→ **Data records**

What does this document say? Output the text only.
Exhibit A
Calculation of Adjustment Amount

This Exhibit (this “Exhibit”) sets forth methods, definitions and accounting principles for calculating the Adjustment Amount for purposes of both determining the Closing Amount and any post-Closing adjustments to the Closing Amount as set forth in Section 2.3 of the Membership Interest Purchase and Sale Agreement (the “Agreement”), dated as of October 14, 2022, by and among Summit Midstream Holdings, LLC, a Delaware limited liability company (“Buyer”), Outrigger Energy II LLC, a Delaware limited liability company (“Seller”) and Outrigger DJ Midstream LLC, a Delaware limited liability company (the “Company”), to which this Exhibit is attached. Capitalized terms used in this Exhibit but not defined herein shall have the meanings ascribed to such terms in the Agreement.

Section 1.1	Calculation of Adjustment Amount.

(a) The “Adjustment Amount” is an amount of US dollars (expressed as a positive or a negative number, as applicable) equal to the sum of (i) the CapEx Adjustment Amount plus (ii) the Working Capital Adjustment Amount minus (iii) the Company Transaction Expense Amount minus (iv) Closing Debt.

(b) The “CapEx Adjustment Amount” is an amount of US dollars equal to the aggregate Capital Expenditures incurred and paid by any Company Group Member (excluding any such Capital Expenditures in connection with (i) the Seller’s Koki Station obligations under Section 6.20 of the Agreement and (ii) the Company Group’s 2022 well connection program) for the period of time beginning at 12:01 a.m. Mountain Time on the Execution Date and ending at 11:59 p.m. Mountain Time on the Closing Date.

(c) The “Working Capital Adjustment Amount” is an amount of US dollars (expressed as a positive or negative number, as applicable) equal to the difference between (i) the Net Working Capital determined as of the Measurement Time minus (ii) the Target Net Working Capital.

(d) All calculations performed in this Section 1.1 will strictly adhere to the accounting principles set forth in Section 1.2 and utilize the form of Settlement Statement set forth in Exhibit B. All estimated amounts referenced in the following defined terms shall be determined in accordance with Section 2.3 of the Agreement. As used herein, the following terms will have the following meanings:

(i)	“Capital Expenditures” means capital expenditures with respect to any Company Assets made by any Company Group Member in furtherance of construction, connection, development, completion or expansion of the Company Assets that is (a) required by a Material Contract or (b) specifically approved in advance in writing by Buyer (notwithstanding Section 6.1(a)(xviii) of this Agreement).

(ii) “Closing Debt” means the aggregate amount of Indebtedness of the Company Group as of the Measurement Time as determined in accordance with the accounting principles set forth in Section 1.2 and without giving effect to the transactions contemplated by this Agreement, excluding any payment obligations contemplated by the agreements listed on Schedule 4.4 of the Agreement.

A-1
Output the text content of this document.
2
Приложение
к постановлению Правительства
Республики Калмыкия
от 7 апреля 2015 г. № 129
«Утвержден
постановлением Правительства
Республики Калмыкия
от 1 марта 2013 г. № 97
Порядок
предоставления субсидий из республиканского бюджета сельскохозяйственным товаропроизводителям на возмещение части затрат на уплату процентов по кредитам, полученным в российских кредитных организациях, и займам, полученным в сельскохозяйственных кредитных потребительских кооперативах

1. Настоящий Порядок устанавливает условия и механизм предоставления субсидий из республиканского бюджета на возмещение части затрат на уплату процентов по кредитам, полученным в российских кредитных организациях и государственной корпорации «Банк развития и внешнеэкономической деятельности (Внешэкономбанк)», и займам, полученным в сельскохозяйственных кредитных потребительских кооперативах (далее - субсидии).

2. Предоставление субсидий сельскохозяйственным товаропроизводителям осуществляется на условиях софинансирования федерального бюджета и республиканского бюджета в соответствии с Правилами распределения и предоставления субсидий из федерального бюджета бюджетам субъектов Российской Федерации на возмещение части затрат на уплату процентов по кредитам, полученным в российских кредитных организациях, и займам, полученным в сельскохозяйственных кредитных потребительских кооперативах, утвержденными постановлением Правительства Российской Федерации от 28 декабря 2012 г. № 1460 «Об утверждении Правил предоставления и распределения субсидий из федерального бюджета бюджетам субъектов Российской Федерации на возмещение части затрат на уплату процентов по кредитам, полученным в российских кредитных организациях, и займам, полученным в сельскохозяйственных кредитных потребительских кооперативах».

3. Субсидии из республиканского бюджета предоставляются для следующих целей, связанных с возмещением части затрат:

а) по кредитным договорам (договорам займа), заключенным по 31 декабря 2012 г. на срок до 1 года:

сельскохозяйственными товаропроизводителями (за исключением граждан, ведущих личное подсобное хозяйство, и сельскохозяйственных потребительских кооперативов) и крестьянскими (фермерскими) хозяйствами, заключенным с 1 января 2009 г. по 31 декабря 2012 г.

→ **Your objective**
Give the count of lines in the listing above that include "document", with no other words.

→ **Task output**
2